- _WRITTEN PROBLEM_
Copy all lines holding the word "Goats" from the entries.

- _RECORDS FOR THE EXERCISE_
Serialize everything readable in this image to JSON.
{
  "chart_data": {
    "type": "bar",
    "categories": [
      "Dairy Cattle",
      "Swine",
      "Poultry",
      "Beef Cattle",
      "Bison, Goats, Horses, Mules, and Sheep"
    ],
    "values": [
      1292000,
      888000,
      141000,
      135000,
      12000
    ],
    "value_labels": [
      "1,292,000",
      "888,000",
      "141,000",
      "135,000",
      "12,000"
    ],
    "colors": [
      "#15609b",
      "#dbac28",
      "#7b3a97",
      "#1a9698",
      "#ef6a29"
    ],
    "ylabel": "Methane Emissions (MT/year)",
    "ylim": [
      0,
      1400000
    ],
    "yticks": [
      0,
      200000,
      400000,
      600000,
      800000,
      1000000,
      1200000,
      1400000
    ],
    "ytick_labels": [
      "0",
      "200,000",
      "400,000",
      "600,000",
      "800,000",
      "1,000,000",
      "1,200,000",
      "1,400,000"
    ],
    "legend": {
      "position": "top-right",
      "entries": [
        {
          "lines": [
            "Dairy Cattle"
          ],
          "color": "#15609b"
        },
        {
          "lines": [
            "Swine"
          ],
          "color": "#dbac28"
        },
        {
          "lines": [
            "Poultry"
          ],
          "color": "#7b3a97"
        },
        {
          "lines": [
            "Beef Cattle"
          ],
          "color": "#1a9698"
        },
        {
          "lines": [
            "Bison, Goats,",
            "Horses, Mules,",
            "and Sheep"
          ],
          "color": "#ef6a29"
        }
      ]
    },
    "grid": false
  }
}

- _RIGHT ANSWER_
      "Bison, Goats, Horses, Mules, and Sheep"
            "Bison, Goats,",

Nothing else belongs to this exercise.